** BEGIN Provided records **

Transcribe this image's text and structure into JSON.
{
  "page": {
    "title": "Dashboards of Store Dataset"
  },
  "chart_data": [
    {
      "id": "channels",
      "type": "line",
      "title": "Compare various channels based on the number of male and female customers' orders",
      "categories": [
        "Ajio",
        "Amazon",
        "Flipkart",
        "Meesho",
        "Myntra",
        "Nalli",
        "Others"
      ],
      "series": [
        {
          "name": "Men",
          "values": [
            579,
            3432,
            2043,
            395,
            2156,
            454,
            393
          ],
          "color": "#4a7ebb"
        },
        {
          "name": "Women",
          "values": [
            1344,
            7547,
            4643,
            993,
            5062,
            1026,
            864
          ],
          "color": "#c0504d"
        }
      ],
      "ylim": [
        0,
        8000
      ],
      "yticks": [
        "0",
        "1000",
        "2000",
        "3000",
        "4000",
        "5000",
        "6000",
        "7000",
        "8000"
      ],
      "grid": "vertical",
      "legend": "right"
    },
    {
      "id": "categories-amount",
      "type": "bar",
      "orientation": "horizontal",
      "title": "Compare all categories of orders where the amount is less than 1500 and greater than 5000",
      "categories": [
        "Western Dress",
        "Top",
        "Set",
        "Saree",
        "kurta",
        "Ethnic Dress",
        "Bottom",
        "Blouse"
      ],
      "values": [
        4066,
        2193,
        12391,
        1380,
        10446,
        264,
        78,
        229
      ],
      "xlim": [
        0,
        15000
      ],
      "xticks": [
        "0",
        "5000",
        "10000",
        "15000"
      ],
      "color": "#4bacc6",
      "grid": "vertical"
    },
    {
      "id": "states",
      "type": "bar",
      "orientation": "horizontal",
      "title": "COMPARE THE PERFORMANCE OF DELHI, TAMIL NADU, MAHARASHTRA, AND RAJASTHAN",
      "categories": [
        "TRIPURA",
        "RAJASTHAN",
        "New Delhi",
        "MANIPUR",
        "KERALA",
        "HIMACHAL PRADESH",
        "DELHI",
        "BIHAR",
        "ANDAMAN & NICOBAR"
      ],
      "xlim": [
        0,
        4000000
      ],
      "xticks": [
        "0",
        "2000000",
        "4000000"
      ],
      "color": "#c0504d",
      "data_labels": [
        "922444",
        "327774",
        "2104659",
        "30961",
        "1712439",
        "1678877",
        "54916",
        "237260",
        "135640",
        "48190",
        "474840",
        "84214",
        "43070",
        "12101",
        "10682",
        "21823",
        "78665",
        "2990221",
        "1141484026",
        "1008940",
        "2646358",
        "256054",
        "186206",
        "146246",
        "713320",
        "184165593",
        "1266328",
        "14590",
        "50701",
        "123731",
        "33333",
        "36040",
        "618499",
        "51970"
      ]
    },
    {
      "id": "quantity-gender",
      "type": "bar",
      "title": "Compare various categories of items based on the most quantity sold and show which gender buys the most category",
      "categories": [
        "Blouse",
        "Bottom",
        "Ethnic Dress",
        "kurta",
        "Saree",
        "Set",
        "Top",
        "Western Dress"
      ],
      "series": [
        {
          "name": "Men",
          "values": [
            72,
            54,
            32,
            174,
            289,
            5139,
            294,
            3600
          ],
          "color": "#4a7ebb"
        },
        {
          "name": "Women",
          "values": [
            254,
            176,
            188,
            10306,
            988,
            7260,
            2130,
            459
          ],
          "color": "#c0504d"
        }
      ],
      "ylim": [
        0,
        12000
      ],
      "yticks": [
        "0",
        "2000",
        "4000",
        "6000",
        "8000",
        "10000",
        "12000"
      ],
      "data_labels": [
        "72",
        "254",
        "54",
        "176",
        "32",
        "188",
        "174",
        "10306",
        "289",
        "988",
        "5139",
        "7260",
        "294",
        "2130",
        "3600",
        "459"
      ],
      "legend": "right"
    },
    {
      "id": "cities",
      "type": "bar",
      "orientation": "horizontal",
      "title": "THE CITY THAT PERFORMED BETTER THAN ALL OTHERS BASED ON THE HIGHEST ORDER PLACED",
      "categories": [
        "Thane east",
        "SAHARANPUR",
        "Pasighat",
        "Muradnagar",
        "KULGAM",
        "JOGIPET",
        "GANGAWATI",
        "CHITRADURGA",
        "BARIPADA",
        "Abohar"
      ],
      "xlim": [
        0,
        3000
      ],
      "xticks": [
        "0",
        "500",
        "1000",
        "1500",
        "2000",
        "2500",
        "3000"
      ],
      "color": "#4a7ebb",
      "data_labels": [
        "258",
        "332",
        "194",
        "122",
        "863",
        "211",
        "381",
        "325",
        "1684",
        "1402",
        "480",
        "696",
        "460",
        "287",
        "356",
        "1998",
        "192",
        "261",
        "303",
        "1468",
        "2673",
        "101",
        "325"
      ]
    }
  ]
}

** END Provided records **

# What the exercise asks
Extract all of the data shown above and repeat it verbatim.

# Solution to this problem
Transcribe this image's text and structure into JSON.
{
  "page": {
    "title": "Dashboards of Store Dataset"
  },
  "chart_data": [
    {
      "id": "channels",
      "type": "line",
      "title": "Compare various channels based on the number of male and female customers' orders",
      "categories": [
        "Ajio",
        "Amazon",
        "Flipkart",
        "Meesho",
        "Myntra",
        "Nalli",
        "Others"
      ],
      "series": [
        {
          "name": "Men",
          "values": [
            579,
            3432,
            2043,
            395,
            2156,
            454,
            393
          ],
          "color": "#4a7ebb"
        },
        {
          "name": "Women",
          "values": [
            1344,
            7547,
            4643,
            993,
            5062,
            1026,
            864
          ],
          "color": "#c0504d"
        }
      ],
      "ylim": [
        0,
        8000
      ],
      "yticks": [
        "0",
        "1000",
        "2000",
        "3000",
        "4000",
        "5000",
        "6000",
        "7000",
        "8000"
      ],
      "grid": "vertical",
      "legend": "right"
    },
    {
      "id": "categories-amount",
      "type": "bar",
      "orientation": "horizontal",
      "title": "Compare all categories of orders where the amount is less than 1500 and greater than 5000",
      "categories": [
        "Western Dress",
        "Top",
        "Set",
        "Saree",
        "kurta",
        "Ethnic Dress",
        "Bottom",
        "Blouse"
      ],
      "values": [
        4066,
        2193,
        12391,
        1380,
        10446,
        264,
        78,
        229
      ],
      "xlim": [
        0,
        15000
      ],
      "xticks": [
        "0",
        "5000",
        "10000",
        "15000"
      ],
      "color": "#4bacc6",
      "grid": "vertical"
    },
    {
      "id": "states",
      "type": "bar",
      "orientation": "horizontal",
      "title": "COMPARE THE PERFORMANCE OF DELHI, TAMIL NADU, MAHARASHTRA, AND RAJASTHAN",
      "categories": [
        "TRIPURA",
        "RAJASTHAN",
        "New Delhi",
        "MANIPUR",
        "KERALA",
        "HIMACHAL PRADESH",
        "DELHI",
        "BIHAR",
        "ANDAMAN & NICOBAR"
      ],
      "xlim": [
        0,
        4000000
      ],
      "xticks": [
        "0",
        "2000000",
        "4000000"
      ],
      "color": "#c0504d",
      "data_labels": [
        "922444",
        "327774",
        "2104659",
        "30961",
        "1712439",
        "1678877",
        "54916",
        "237260",
        "135640",
        "48190",
        "474840",
        "84214",
        "43070",
        "12101",
        "10682",
        "21823",
        "78665",
        "2990221",
        "1141484026",
        "1008940",
        "2646358",
        "256054",
        "186206",
        "146246",
        "713320",
        "184165593",
        "1266328",
        "14590",
        "50701",
        "123731",
        "33333",
        "36040",
        "618499",
        "51970"
      ]
    },
    {
      "id": "quantity-gender",
      "type": "bar",
      "title": "Compare various categories of items based on the most quantity sold and show which gender buys the most category",
      "categories": [
        "Blouse",
        "Bottom",
        "Ethnic Dress",
        "kurta",
        "Saree",
        "Set",
        "Top",
        "Western Dress"
      ],
      "series": [
        {
          "name": "Men",
          "values": [
            72,
            54,
            32,
            174,
            289,
            5139,
            294,
            3600
          ],
          "color": "#4a7ebb"
        },
        {
          "name": "Women",
          "values": [
            254,
            176,
            188,
            10306,
            988,
            7260,
            2130,
            459
          ],
          "color": "#c0504d"
        }
      ],
      "ylim": [
        0,
        12000
      ],
      "yticks": [
        "0",
        "2000",
        "4000",
        "6000",
        "8000",
        "10000",
        "12000"
      ],
      "data_labels": [
        "72",
        "254",
        "54",
        "176",
        "32",
        "188",
        "174",
        "10306",
        "289",
        "988",
        "5139",
        "7260",
        "294",
        "2130",
        "3600",
        "459"
      ],
      "legend": "right"
    },
    {
      "id": "cities",
      "type": "bar",
      "orientation": "horizontal",
      "title": "THE CITY THAT PERFORMED BETTER THAN ALL OTHERS BASED ON THE HIGHEST ORDER PLACED",
      "categories": [
        "Thane east",
        "SAHARANPUR",
        "Pasighat",
        "Muradnagar",
        "KULGAM",
        "JOGIPET",
        "GANGAWATI",
        "CHITRADURGA",
        "BARIPADA",
        "Abohar"
      ],
      "xlim": [
        0,
        3000
      ],
      "xticks": [
        "0",
        "500",
        "1000",
        "1500",
        "2000",
        "2500",
        "3000"
      ],
      "color": "#4a7ebb",
      "data_labels": [
        "258",
        "332",
        "194",
        "122",
        "863",
        "211",
        "381",
        "325",
        "1684",
        "1402",
        "480",
        "696",
        "460",
        "287",
        "356",
        "1998",
        "192",
        "261",
        "303",
        "1468",
        "2673",
        "101",
        "325"
      ]
    }
  ]
}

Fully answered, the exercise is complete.